Data in this exercise:
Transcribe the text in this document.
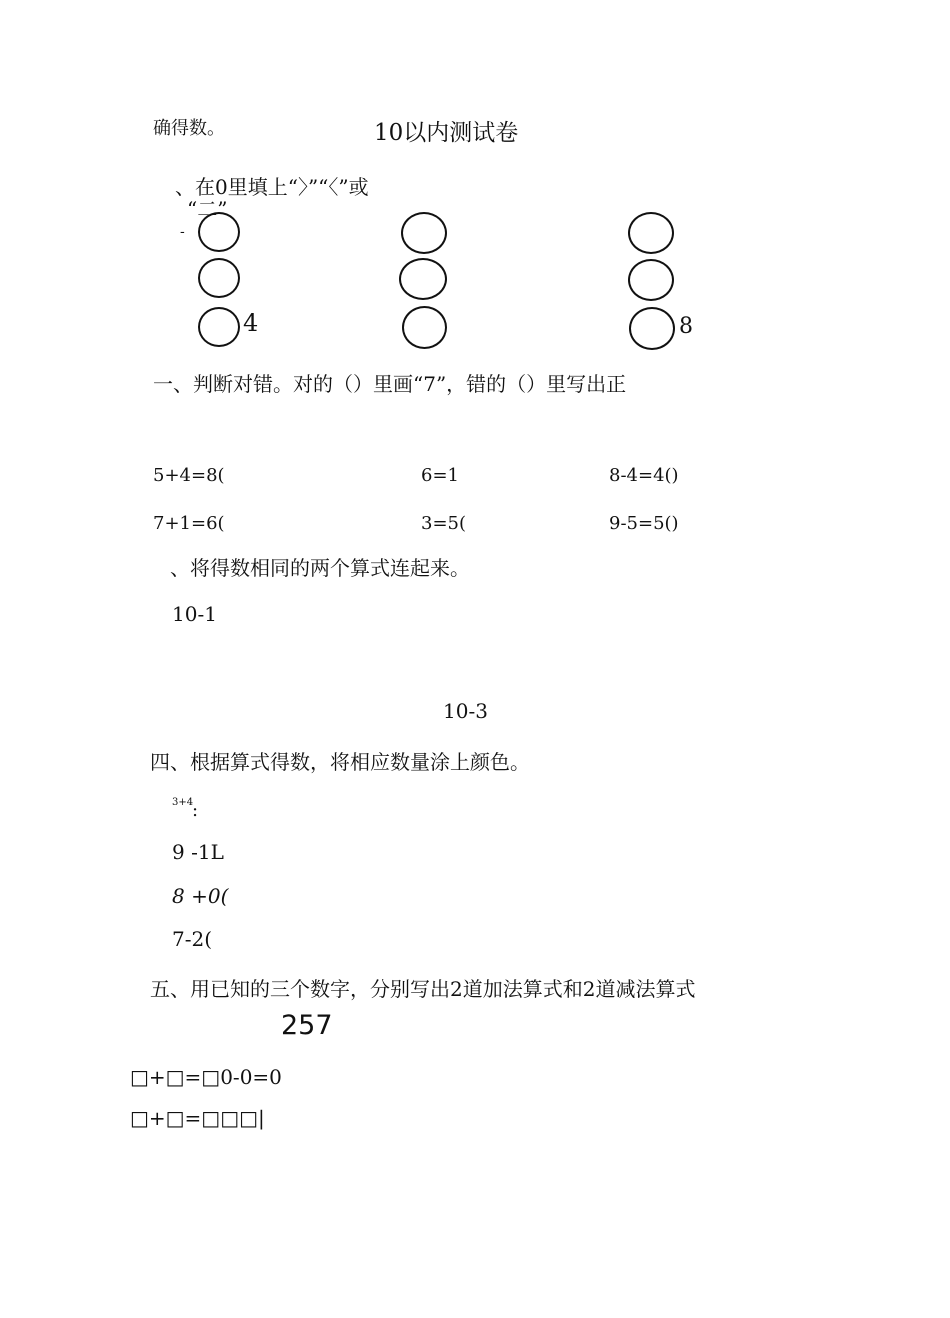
确得数。	10以内测试卷
、在0里填上“〉”“〈”或
“二”
-
4	8
一、判断对错。对的（）里画“7”，错的（）里写出正
5+4=8(	6=1	8-4=4()
7+1=6(	3=5(	9-5=5()
、将得数相同的两个算式连起来。
10-1
10-3
四、根据算式得数，将相应数量涂上颜色。
3+4
:
9 -1L
8 +0(
7-2(
五、用已知的三个数字，分别写出2道加法算式和2道减法算式
257
□+□=□0-0=0
□+□=□□□|
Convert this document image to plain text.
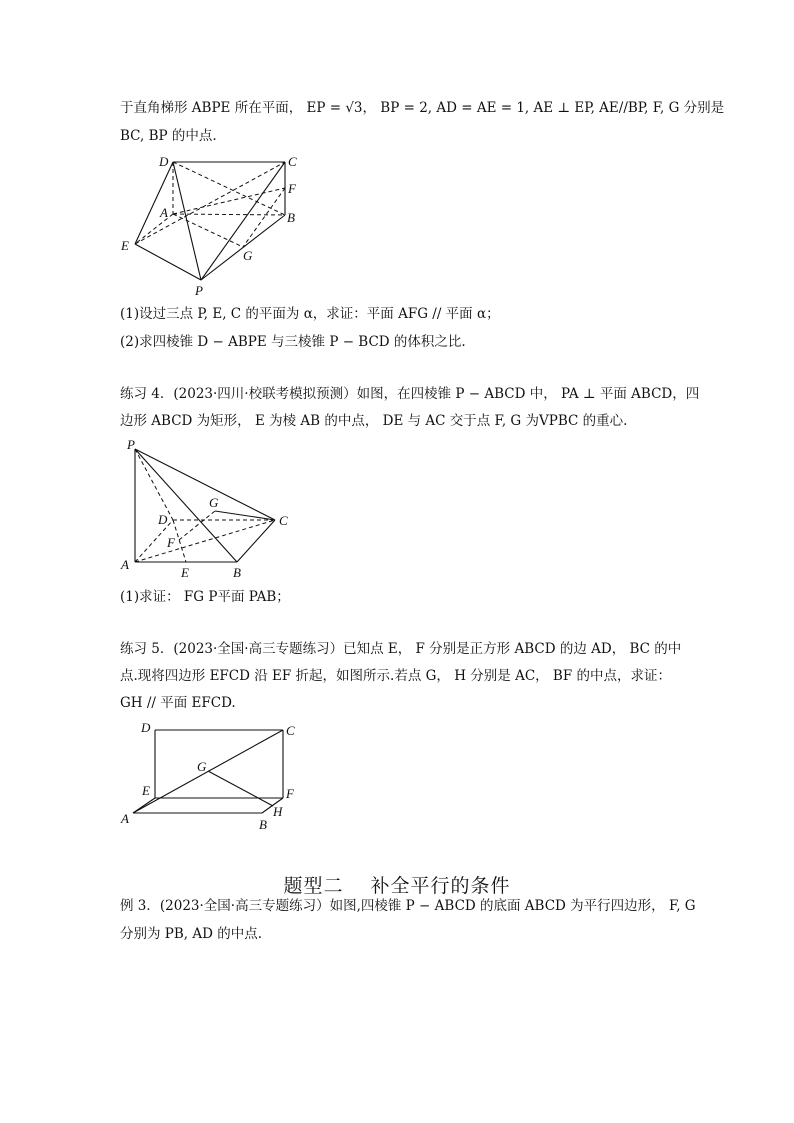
于直角梯形 ABPE 所在平面， EP = √3， BP = 2, AD = AE = 1, AE ⊥ EP, AE//BP, F, G 分别是
BC, BP 的中点.
D	C
F
A	B
E
G
P
(1)设过三点 P, E, C 的平面为 α，求证：平面 AFG // 平面 α；
(2)求四棱锥 D − ABPE 与三棱锥 P − BCD 的体积之比.
练习 4．(2023·四川·校联考模拟预测）如图，在四棱锥 P − ABCD 中， PA ⊥ 平面 ABCD，四
边形 ABCD 为矩形， E 为棱 AB 的中点， DE 与 AC 交于点 F, G 为VPBC 的重心.
P
G
D	C
F
A
E	B
(1)求证： FG P平面 PAB；
练习 5．(2023·全国·高三专题练习）已知点 E， F 分别是正方形 ABCD 的边 AD， BC 的中
点.现将四边形 EFCD 沿 EF 折起，如图所示.若点 G， H 分别是 AC， BF 的中点，求证：
GH // 平面 EFCD.
D	C
G
E	F
A	H
B
题型二　 补全平行的条件
例 3．(2023·全国·高三专题练习）如图,四棱锥 P − ABCD 的底面 ABCD 为平行四边形， F, G
分别为 PB, AD 的中点.
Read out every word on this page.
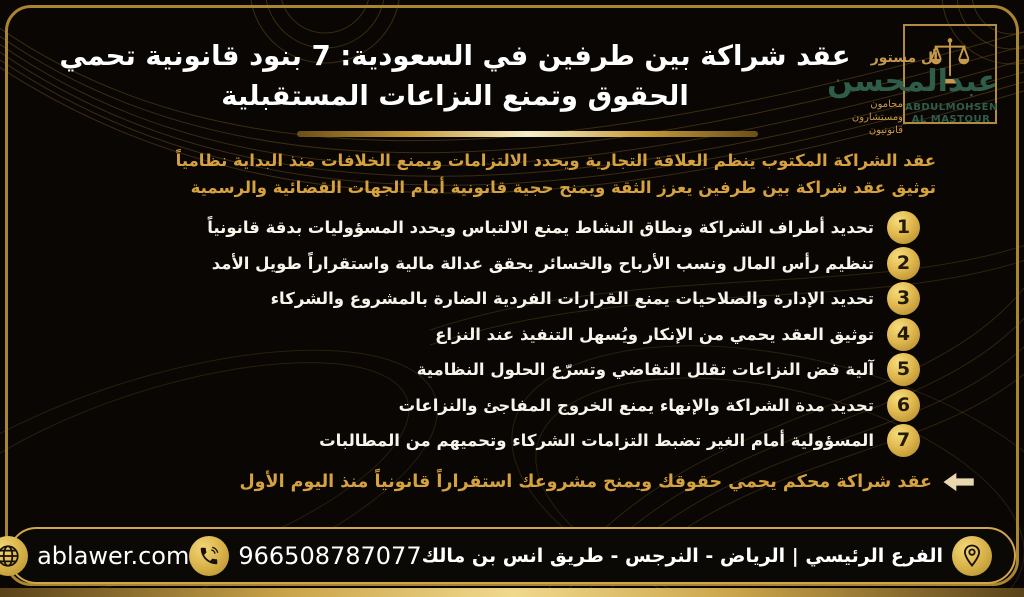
عقد شراكة بين طرفين في السعودية: 7 بنود قانونية تحمي
الحقوق وتمنع النزاعات المستقبلية
آل مستور
عبدالمحسن
ABDULMOHSEN
AL MASTOUR
محامون
ومستشارون
قانونيون
عقد الشراكة المكتوب ينظم العلاقة التجارية ويحدد الالتزامات ويمنع الخلافات منذ البداية نظامياً
توثيق عقد شراكة بين طرفين يعزز الثقة ويمنح حجية قانونية أمام الجهات القضائية والرسمية
1
تحديد أطراف الشراكة ونطاق النشاط يمنع الالتباس ويحدد المسؤوليات بدقة قانونياً
2
تنظيم رأس المال ونسب الأرباح والخسائر يحقق عدالة مالية واستقراراً طويل الأمد
3
تحديد الإدارة والصلاحيات يمنع القرارات الفردية الضارة بالمشروع والشركاء
4
توثيق العقد يحمي من الإنكار ويُسهل التنفيذ عند النزاع
5
آلية فض النزاعات تقلل التقاضي وتسرّع الحلول النظامية
6
تحديد مدة الشراكة والإنهاء يمنع الخروج المفاجئ والنزاعات
7
المسؤولية أمام الغير تضبط التزامات الشركاء وتحميهم من المطالبات
عقد شراكة محكم يحمي حقوقك ويمنح مشروعك استقراراً قانونياً منذ اليوم الأول
الفرع الرئيسي | الرياض - النرجس - طريق انس بن مالك
966508787077
ablawer.com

Job:
Without the pictures, write out the whole listing above exactly as it appears.

Output:
Transcribe the text in this document.
确得数。	10以内测试卷
、在0里填上“〉”“〈”或
“二”
-
4	8
一、判断对错。对的（）里画“7”，错的（）里写出正
5+4=8(	6=1	8-4=4()
7+1=6(	3=5(	9-5=5()
、将得数相同的两个算式连起来。
10-1
10-3
四、根据算式得数，将相应数量涂上颜色。
3+4
:
9 -1L
8 +0(
7-2(
五、用已知的三个数字，分别写出2道加法算式和2道减法算式
257
□+□=□0-0=0
□+□=□□□|
Convert this document image to plain text.
于直角梯形 ABPE 所在平面， EP = √3， BP = 2, AD = AE = 1, AE ⊥ EP, AE//BP, F, G 分别是
BC, BP 的中点.
D	C
F
A	B
E
G
P
(1)设过三点 P, E, C 的平面为 α，求证：平面 AFG // 平面 α；
(2)求四棱锥 D − ABPE 与三棱锥 P − BCD 的体积之比.
练习 4．(2023·四川·校联考模拟预测）如图，在四棱锥 P − ABCD 中， PA ⊥ 平面 ABCD，四
边形 ABCD 为矩形， E 为棱 AB 的中点， DE 与 AC 交于点 F, G 为VPBC 的重心.
P
G
D	C
F
A
E	B
(1)求证： FG P平面 PAB；
练习 5．(2023·全国·高三专题练习）已知点 E， F 分别是正方形 ABCD 的边 AD， BC 的中
点.现将四边形 EFCD 沿 EF 折起，如图所示.若点 G， H 分别是 AC， BF 的中点，求证：
GH // 平面 EFCD.
D	C
G
E	F
A	H
B
题型二　 补全平行的条件
例 3．(2023·全国·高三专题练习）如图,四棱锥 P − ABCD 的底面 ABCD 为平行四边形， F, G
分别为 PB, AD 的中点.
Read out every word on this page.
عقد شراكة بين طرفين في السعودية: 7 بنود قانونية تحمي
الحقوق وتمنع النزاعات المستقبلية
آل مستور
عبدالمحسن
ABDULMOHSEN
AL MASTOUR
محامون
ومستشارون
قانونيون
عقد الشراكة المكتوب ينظم العلاقة التجارية ويحدد الالتزامات ويمنع الخلافات منذ البداية نظامياً
توثيق عقد شراكة بين طرفين يعزز الثقة ويمنح حجية قانونية أمام الجهات القضائية والرسمية
1
تحديد أطراف الشراكة ونطاق النشاط يمنع الالتباس ويحدد المسؤوليات بدقة قانونياً
2
تنظيم رأس المال ونسب الأرباح والخسائر يحقق عدالة مالية واستقراراً طويل الأمد
3
تحديد الإدارة والصلاحيات يمنع القرارات الفردية الضارة بالمشروع والشركاء
4
توثيق العقد يحمي من الإنكار ويُسهل التنفيذ عند النزاع
5
آلية فض النزاعات تقلل التقاضي وتسرّع الحلول النظامية
6
تحديد مدة الشراكة والإنهاء يمنع الخروج المفاجئ والنزاعات
7
المسؤولية أمام الغير تضبط التزامات الشركاء وتحميهم من المطالبات
عقد شراكة محكم يحمي حقوقك ويمنح مشروعك استقراراً قانونياً منذ اليوم الأول
الفرع الرئيسي | الرياض - النرجس - طريق انس بن مالك
966508787077
ablawer.com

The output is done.